* [Given request]: Among the following entries, count the lines that contain "أدعية" and report only the result.

* [Supplied material]:
****************
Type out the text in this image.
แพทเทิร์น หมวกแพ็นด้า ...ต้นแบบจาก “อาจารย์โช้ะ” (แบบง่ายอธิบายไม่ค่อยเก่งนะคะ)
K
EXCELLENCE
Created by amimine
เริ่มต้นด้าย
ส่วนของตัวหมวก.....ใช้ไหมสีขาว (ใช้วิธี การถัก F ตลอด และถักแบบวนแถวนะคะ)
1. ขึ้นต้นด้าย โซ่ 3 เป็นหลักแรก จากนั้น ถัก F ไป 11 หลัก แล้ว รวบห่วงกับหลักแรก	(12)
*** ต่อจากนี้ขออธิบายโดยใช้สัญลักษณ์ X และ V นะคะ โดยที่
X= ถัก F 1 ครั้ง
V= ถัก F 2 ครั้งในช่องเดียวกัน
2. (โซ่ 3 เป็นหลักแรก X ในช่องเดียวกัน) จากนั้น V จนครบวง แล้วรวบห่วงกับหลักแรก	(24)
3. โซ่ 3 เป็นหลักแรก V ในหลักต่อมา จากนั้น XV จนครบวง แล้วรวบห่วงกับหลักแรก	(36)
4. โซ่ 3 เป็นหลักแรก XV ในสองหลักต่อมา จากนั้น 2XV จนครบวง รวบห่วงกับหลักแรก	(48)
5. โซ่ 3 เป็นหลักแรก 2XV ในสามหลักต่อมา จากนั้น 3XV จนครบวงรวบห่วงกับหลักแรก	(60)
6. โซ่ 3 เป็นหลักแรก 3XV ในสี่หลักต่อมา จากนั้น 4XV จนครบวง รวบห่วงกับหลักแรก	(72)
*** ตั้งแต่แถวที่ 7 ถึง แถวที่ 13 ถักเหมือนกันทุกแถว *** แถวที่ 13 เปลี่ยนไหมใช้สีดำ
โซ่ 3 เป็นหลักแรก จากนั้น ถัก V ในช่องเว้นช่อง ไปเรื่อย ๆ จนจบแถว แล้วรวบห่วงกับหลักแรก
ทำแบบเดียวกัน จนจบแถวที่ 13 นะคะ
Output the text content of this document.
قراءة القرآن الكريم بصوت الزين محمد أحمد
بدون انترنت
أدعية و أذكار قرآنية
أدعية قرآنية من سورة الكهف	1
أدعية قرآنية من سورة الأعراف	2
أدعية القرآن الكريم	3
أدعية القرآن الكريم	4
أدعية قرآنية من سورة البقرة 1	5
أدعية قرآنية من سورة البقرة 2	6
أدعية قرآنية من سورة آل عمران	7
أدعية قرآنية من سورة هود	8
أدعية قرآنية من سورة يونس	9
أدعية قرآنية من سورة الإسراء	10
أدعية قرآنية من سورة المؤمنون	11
****************
* [Solved problem]: 12